Set down the whole listing verbatim.

--------------------------------

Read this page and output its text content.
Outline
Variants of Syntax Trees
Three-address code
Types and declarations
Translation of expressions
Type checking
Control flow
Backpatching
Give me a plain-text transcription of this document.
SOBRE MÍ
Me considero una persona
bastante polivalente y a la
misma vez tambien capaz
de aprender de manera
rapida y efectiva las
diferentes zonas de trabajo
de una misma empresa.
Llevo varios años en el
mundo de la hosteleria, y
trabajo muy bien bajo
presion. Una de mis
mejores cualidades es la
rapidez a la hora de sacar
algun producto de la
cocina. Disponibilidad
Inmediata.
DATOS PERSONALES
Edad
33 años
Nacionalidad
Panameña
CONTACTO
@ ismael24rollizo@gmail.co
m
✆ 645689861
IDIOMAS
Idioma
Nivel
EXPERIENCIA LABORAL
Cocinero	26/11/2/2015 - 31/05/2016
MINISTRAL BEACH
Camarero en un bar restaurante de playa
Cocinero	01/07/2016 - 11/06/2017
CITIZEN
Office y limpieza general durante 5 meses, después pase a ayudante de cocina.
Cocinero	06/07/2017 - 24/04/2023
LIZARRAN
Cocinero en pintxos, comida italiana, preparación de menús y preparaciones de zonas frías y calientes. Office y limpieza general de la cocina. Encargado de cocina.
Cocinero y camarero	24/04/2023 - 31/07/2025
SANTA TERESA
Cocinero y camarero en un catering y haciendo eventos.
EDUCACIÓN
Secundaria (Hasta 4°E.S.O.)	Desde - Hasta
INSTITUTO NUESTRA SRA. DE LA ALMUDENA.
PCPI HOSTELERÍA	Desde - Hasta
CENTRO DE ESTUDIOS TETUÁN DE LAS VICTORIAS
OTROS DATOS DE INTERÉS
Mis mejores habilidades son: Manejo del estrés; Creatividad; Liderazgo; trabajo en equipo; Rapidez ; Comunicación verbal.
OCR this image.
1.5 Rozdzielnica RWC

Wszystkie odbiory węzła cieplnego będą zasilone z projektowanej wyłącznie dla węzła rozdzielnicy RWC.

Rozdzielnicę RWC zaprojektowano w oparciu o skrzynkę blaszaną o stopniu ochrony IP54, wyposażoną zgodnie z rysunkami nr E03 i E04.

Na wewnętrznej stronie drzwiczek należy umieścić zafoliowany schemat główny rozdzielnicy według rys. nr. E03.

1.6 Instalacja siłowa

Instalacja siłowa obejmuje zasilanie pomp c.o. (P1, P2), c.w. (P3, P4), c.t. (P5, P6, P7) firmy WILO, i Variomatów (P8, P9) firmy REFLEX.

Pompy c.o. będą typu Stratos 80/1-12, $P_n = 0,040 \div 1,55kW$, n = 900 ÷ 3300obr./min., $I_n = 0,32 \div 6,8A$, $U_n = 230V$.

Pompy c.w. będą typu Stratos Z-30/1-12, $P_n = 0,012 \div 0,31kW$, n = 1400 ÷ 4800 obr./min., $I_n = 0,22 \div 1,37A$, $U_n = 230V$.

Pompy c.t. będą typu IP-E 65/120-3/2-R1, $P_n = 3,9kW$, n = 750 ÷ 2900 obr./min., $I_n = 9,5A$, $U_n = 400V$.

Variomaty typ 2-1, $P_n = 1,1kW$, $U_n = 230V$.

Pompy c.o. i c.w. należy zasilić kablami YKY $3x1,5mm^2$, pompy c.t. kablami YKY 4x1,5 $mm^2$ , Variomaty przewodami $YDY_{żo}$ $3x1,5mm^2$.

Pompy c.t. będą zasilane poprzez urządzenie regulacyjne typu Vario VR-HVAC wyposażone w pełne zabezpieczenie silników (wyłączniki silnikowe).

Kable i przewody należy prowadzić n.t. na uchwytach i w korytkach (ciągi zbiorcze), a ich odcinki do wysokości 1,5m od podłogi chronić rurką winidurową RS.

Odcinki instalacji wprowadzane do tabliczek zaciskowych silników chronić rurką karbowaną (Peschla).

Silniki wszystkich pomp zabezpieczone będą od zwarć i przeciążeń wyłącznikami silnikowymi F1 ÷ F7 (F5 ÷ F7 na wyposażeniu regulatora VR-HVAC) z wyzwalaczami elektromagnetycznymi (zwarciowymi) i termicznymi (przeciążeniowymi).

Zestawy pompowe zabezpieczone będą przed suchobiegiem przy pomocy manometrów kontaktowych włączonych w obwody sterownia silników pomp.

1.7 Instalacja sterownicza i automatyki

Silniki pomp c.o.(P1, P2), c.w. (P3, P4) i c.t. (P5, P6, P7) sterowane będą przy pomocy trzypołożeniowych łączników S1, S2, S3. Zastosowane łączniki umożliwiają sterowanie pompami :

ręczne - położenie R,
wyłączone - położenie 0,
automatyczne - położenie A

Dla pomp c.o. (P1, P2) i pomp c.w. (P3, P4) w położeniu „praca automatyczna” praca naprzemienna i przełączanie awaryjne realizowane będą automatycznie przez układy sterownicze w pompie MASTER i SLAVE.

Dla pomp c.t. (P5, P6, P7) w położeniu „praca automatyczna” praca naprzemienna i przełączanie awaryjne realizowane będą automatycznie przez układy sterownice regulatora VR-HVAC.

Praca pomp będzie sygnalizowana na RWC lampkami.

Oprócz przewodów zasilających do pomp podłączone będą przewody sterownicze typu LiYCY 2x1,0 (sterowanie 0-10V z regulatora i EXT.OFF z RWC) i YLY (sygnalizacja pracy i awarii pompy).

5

--------------------------------

Output:
Read this page and output its text content.
Outline
Variants of Syntax Trees
Three-address code
Types and declarations
Translation of expressions
Type checking
Control flow
Backpatching
Give me a plain-text transcription of this document.
SOBRE MÍ
Me considero una persona
bastante polivalente y a la
misma vez tambien capaz
de aprender de manera
rapida y efectiva las
diferentes zonas de trabajo
de una misma empresa.
Llevo varios años en el
mundo de la hosteleria, y
trabajo muy bien bajo
presion. Una de mis
mejores cualidades es la
rapidez a la hora de sacar
algun producto de la
cocina. Disponibilidad
Inmediata.
DATOS PERSONALES
Edad
33 años
Nacionalidad
Panameña
CONTACTO
@ ismael24rollizo@gmail.co
m
✆ 645689861
IDIOMAS
Idioma
Nivel
EXPERIENCIA LABORAL
Cocinero	26/11/2/2015 - 31/05/2016
MINISTRAL BEACH
Camarero en un bar restaurante de playa
Cocinero	01/07/2016 - 11/06/2017
CITIZEN
Office y limpieza general durante 5 meses, después pase a ayudante de cocina.
Cocinero	06/07/2017 - 24/04/2023
LIZARRAN
Cocinero en pintxos, comida italiana, preparación de menús y preparaciones de zonas frías y calientes. Office y limpieza general de la cocina. Encargado de cocina.
Cocinero y camarero	24/04/2023 - 31/07/2025
SANTA TERESA
Cocinero y camarero en un catering y haciendo eventos.
EDUCACIÓN
Secundaria (Hasta 4°E.S.O.)	Desde - Hasta
INSTITUTO NUESTRA SRA. DE LA ALMUDENA.
PCPI HOSTELERÍA	Desde - Hasta
CENTRO DE ESTUDIOS TETUÁN DE LAS VICTORIAS
OTROS DATOS DE INTERÉS
Mis mejores habilidades son: Manejo del estrés; Creatividad; Liderazgo; trabajo en equipo; Rapidez ; Comunicación verbal.
OCR this image.
1.5 Rozdzielnica RWC

Wszystkie odbiory węzła cieplnego będą zasilone z projektowanej wyłącznie dla węzła rozdzielnicy RWC.

Rozdzielnicę RWC zaprojektowano w oparciu o skrzynkę blaszaną o stopniu ochrony IP54, wyposażoną zgodnie z rysunkami nr E03 i E04.

Na wewnętrznej stronie drzwiczek należy umieścić zafoliowany schemat główny rozdzielnicy według rys. nr. E03.

1.6 Instalacja siłowa

Instalacja siłowa obejmuje zasilanie pomp c.o. (P1, P2), c.w. (P3, P4), c.t. (P5, P6, P7) firmy WILO, i Variomatów (P8, P9) firmy REFLEX.

Pompy c.o. będą typu Stratos 80/1-12, $P_n = 0,040 \div 1,55kW$, n = 900 ÷ 3300obr./min., $I_n = 0,32 \div 6,8A$, $U_n = 230V$.

Pompy c.w. będą typu Stratos Z-30/1-12, $P_n = 0,012 \div 0,31kW$, n = 1400 ÷ 4800 obr./min., $I_n = 0,22 \div 1,37A$, $U_n = 230V$.

Pompy c.t. będą typu IP-E 65/120-3/2-R1, $P_n = 3,9kW$, n = 750 ÷ 2900 obr./min., $I_n = 9,5A$, $U_n = 400V$.

Variomaty typ 2-1, $P_n = 1,1kW$, $U_n = 230V$.

Pompy c.o. i c.w. należy zasilić kablami YKY $3x1,5mm^2$, pompy c.t. kablami YKY 4x1,5 $mm^2$ , Variomaty przewodami $YDY_{żo}$ $3x1,5mm^2$.

Pompy c.t. będą zasilane poprzez urządzenie regulacyjne typu Vario VR-HVAC wyposażone w pełne zabezpieczenie silników (wyłączniki silnikowe).

Kable i przewody należy prowadzić n.t. na uchwytach i w korytkach (ciągi zbiorcze), a ich odcinki do wysokości 1,5m od podłogi chronić rurką winidurową RS.

Odcinki instalacji wprowadzane do tabliczek zaciskowych silników chronić rurką karbowaną (Peschla).

Silniki wszystkich pomp zabezpieczone będą od zwarć i przeciążeń wyłącznikami silnikowymi F1 ÷ F7 (F5 ÷ F7 na wyposażeniu regulatora VR-HVAC) z wyzwalaczami elektromagnetycznymi (zwarciowymi) i termicznymi (przeciążeniowymi).

Zestawy pompowe zabezpieczone będą przed suchobiegiem przy pomocy manometrów kontaktowych włączonych w obwody sterownia silników pomp.

1.7 Instalacja sterownicza i automatyki

Silniki pomp c.o.(P1, P2), c.w. (P3, P4) i c.t. (P5, P6, P7) sterowane będą przy pomocy trzypołożeniowych łączników S1, S2, S3. Zastosowane łączniki umożliwiają sterowanie pompami :

ręczne - położenie R,
wyłączone - położenie 0,
automatyczne - położenie A

Dla pomp c.o. (P1, P2) i pomp c.w. (P3, P4) w położeniu „praca automatyczna” praca naprzemienna i przełączanie awaryjne realizowane będą automatycznie przez układy sterownicze w pompie MASTER i SLAVE.

Dla pomp c.t. (P5, P6, P7) w położeniu „praca automatyczna” praca naprzemienna i przełączanie awaryjne realizowane będą automatycznie przez układy sterownice regulatora VR-HVAC.

Praca pomp będzie sygnalizowana na RWC lampkami.

Oprócz przewodów zasilających do pomp podłączone będą przewody sterownicze typu LiYCY 2x1,0 (sterowanie 0-10V z regulatora i EXT.OFF z RWC) i YLY (sygnalizacja pracy i awarii pompy).

5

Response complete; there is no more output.